• **WRITTEN TASK**: Repeat all of the records verbatim.

>> Start

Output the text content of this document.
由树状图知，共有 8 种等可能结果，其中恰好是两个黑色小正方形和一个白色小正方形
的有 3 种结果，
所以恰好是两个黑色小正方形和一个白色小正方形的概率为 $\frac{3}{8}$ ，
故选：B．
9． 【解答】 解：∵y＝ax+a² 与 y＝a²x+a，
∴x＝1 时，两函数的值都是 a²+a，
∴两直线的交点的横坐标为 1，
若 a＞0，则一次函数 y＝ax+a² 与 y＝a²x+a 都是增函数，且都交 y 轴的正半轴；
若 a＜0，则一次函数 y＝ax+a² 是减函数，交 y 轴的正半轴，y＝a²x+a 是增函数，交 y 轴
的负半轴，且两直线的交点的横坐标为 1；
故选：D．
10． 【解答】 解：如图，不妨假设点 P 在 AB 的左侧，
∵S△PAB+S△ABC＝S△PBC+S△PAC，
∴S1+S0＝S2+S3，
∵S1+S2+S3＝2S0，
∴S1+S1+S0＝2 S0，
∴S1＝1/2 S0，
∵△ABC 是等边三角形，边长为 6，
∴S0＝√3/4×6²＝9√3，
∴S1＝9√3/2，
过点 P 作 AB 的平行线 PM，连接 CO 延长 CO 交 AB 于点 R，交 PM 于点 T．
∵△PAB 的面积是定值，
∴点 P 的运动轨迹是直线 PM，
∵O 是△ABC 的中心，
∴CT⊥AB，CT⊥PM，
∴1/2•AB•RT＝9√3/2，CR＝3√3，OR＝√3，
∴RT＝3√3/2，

>> End

• **ANSWER TO THIS TASK**:
Output the text content of this document.
由树状图知，共有 8 种等可能结果，其中恰好是两个黑色小正方形和一个白色小正方形
的有 3 种结果，
所以恰好是两个黑色小正方形和一个白色小正方形的概率为 $\frac{3}{8}$ ，
故选：B．
9． 【解答】 解：∵y＝ax+a² 与 y＝a²x+a，
∴x＝1 时，两函数的值都是 a²+a，
∴两直线的交点的横坐标为 1，
若 a＞0，则一次函数 y＝ax+a² 与 y＝a²x+a 都是增函数，且都交 y 轴的正半轴；
若 a＜0，则一次函数 y＝ax+a² 是减函数，交 y 轴的正半轴，y＝a²x+a 是增函数，交 y 轴
的负半轴，且两直线的交点的横坐标为 1；
故选：D．
10． 【解答】 解：如图，不妨假设点 P 在 AB 的左侧，
∵S△PAB+S△ABC＝S△PBC+S△PAC，
∴S1+S0＝S2+S3，
∵S1+S2+S3＝2S0，
∴S1+S1+S0＝2 S0，
∴S1＝1/2 S0，
∵△ABC 是等边三角形，边长为 6，
∴S0＝√3/4×6²＝9√3，
∴S1＝9√3/2，
过点 P 作 AB 的平行线 PM，连接 CO 延长 CO 交 AB 于点 R，交 PM 于点 T．
∵△PAB 的面积是定值，
∴点 P 的运动轨迹是直线 PM，
∵O 是△ABC 的中心，
∴CT⊥AB，CT⊥PM，
∴1/2•AB•RT＝9√3/2，CR＝3√3，OR＝√3，
∴RT＝3√3/2，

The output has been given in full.